> _PROBLEM STATEMENT_
Each of the entries should be retyped precisely as it appears.

+===+

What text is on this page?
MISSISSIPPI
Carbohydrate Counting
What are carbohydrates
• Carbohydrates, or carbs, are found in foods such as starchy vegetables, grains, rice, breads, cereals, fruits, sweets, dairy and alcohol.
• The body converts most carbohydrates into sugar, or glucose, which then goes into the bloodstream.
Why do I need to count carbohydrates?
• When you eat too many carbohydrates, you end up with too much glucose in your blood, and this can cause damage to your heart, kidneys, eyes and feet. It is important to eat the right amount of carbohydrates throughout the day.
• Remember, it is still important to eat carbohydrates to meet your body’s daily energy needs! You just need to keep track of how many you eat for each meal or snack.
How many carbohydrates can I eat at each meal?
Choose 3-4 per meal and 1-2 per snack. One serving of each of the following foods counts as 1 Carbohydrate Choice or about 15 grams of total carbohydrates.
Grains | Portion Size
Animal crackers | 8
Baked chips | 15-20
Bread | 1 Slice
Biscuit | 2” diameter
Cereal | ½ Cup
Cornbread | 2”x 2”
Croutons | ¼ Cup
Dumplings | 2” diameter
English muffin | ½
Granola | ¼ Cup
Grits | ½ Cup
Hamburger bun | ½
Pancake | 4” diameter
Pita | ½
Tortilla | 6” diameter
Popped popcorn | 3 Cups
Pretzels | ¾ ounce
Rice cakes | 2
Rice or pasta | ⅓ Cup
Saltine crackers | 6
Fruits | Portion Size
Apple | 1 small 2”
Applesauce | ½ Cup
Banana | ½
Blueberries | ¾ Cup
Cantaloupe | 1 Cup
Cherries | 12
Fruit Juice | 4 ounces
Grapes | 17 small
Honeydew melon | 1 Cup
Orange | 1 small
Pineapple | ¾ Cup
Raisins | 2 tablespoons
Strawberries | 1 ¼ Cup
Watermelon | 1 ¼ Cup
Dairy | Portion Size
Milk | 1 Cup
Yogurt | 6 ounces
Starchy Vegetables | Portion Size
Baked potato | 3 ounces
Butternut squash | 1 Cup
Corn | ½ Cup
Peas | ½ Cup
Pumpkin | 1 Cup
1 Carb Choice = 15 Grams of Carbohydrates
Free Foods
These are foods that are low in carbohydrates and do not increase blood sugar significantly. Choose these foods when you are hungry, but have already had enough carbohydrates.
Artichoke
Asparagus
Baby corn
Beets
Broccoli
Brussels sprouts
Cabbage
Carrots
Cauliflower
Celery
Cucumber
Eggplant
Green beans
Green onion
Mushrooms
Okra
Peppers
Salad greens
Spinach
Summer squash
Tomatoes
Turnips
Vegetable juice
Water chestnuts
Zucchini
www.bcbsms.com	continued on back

+===+

> _FULL OUTPUT_
What text is on this page?
MISSISSIPPI
Carbohydrate Counting
What are carbohydrates
• Carbohydrates, or carbs, are found in foods such as starchy vegetables, grains, rice, breads, cereals, fruits, sweets, dairy and alcohol.
• The body converts most carbohydrates into sugar, or glucose, which then goes into the bloodstream.
Why do I need to count carbohydrates?
• When you eat too many carbohydrates, you end up with too much glucose in your blood, and this can cause damage to your heart, kidneys, eyes and feet. It is important to eat the right amount of carbohydrates throughout the day.
• Remember, it is still important to eat carbohydrates to meet your body’s daily energy needs! You just need to keep track of how many you eat for each meal or snack.
How many carbohydrates can I eat at each meal?
Choose 3-4 per meal and 1-2 per snack. One serving of each of the following foods counts as 1 Carbohydrate Choice or about 15 grams of total carbohydrates.
Grains | Portion Size
Animal crackers | 8
Baked chips | 15-20
Bread | 1 Slice
Biscuit | 2” diameter
Cereal | ½ Cup
Cornbread | 2”x 2”
Croutons | ¼ Cup
Dumplings | 2” diameter
English muffin | ½
Granola | ¼ Cup
Grits | ½ Cup
Hamburger bun | ½
Pancake | 4” diameter
Pita | ½
Tortilla | 6” diameter
Popped popcorn | 3 Cups
Pretzels | ¾ ounce
Rice cakes | 2
Rice or pasta | ⅓ Cup
Saltine crackers | 6
Fruits | Portion Size
Apple | 1 small 2”
Applesauce | ½ Cup
Banana | ½
Blueberries | ¾ Cup
Cantaloupe | 1 Cup
Cherries | 12
Fruit Juice | 4 ounces
Grapes | 17 small
Honeydew melon | 1 Cup
Orange | 1 small
Pineapple | ¾ Cup
Raisins | 2 tablespoons
Strawberries | 1 ¼ Cup
Watermelon | 1 ¼ Cup
Dairy | Portion Size
Milk | 1 Cup
Yogurt | 6 ounces
Starchy Vegetables | Portion Size
Baked potato | 3 ounces
Butternut squash | 1 Cup
Corn | ½ Cup
Peas | ½ Cup
Pumpkin | 1 Cup
1 Carb Choice = 15 Grams of Carbohydrates
Free Foods
These are foods that are low in carbohydrates and do not increase blood sugar significantly. Choose these foods when you are hungry, but have already had enough carbohydrates.
Artichoke
Asparagus
Baby corn
Beets
Broccoli
Brussels sprouts
Cabbage
Carrots
Cauliflower
Celery
Cucumber
Eggplant
Green beans
Green onion
Mushrooms
Okra
Peppers
Salad greens
Spinach
Summer squash
Tomatoes
Turnips
Vegetable juice
Water chestnuts
Zucchini
www.bcbsms.com	continued on back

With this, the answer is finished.